EXERCISE: Select all lines with the string "JSON" in them, and copy those lines.

DATASET ENTRIES:
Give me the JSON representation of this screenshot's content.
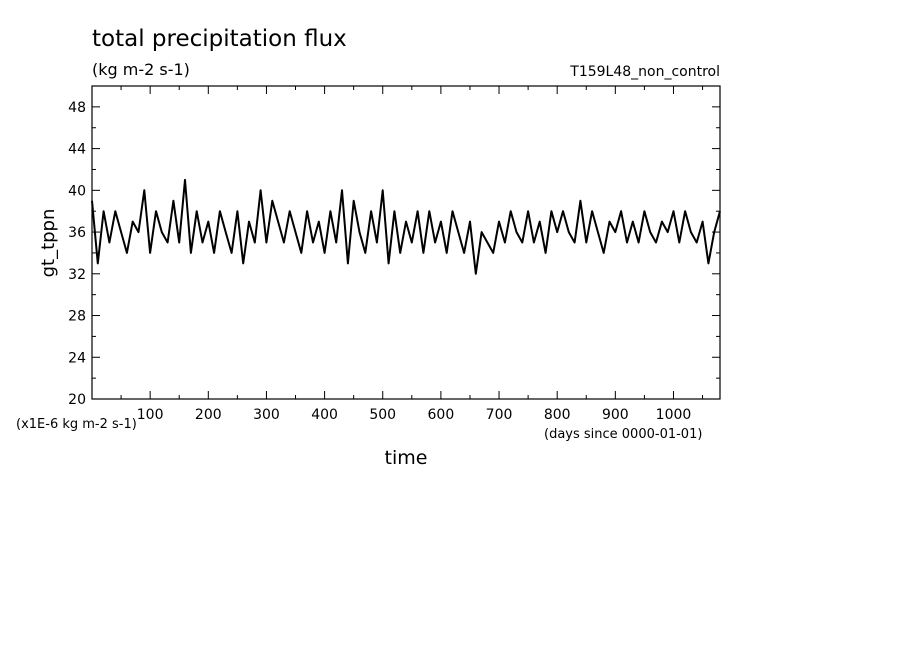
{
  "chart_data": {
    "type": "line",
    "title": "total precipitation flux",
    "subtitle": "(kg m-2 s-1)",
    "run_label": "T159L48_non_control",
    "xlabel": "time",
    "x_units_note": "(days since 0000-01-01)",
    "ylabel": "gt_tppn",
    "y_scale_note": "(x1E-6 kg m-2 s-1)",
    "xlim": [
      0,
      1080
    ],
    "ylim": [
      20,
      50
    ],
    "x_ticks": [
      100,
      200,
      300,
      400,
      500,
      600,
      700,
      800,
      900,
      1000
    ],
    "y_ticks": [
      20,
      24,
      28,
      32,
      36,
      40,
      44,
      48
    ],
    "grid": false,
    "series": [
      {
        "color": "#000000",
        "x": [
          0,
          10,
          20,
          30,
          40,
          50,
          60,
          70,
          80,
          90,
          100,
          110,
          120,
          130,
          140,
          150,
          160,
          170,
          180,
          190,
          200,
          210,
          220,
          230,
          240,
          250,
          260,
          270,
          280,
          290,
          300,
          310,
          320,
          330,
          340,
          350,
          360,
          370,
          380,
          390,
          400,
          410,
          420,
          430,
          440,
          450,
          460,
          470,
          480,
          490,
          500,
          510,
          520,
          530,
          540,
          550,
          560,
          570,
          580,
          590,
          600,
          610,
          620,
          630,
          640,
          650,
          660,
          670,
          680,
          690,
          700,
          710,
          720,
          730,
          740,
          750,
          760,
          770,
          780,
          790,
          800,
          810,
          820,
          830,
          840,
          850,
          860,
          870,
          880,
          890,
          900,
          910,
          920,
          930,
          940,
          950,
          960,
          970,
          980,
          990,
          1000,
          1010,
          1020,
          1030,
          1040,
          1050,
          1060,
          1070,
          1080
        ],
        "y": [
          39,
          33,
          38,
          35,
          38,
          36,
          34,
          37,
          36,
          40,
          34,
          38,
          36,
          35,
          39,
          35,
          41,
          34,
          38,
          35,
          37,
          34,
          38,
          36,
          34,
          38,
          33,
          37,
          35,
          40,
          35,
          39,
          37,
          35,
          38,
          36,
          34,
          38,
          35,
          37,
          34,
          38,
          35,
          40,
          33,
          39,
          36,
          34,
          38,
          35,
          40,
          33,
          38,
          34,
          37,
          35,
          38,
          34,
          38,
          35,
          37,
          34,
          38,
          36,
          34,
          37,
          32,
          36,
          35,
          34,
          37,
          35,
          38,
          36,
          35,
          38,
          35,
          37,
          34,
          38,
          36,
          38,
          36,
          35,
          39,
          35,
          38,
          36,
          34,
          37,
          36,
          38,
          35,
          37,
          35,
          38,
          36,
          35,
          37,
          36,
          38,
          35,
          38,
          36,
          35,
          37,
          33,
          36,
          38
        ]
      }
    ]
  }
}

==

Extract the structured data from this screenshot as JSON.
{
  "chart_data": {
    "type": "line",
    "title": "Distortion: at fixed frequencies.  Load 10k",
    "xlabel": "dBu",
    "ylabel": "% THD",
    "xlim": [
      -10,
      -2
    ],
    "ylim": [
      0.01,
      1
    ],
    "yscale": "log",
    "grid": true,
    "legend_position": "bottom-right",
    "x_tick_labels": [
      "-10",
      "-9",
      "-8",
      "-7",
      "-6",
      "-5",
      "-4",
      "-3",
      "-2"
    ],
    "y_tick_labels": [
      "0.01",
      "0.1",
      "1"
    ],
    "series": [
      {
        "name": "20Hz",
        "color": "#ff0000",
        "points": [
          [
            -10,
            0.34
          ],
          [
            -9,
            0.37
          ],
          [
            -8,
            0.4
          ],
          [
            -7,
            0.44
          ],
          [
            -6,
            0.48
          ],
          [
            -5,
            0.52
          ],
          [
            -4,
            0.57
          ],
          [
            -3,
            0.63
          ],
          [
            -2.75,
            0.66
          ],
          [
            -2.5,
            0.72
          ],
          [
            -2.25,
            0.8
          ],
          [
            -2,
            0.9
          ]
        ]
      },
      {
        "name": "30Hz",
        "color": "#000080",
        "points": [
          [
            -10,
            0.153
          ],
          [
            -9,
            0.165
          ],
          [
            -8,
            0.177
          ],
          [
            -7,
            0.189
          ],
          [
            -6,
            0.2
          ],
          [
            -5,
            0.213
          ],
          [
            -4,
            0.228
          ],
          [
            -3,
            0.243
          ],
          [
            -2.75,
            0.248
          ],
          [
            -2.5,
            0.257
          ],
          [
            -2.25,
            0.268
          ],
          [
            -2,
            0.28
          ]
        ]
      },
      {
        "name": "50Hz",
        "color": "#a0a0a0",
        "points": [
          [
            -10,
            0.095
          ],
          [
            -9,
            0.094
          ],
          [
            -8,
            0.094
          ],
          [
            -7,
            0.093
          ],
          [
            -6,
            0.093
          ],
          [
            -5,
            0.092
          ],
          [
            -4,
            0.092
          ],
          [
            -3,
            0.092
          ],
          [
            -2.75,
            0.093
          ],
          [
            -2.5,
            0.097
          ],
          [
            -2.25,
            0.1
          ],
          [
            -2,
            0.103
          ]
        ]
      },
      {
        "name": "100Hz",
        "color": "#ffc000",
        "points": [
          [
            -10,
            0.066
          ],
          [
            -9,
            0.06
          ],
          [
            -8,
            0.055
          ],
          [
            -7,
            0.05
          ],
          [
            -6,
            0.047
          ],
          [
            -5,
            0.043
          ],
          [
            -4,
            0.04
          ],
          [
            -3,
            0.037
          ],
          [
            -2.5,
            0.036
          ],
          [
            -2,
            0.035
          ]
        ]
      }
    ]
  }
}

COMPLETED EXERCISE:
Give me the JSON representation of this screenshot's content.
Extract the structured data from this screenshot as JSON.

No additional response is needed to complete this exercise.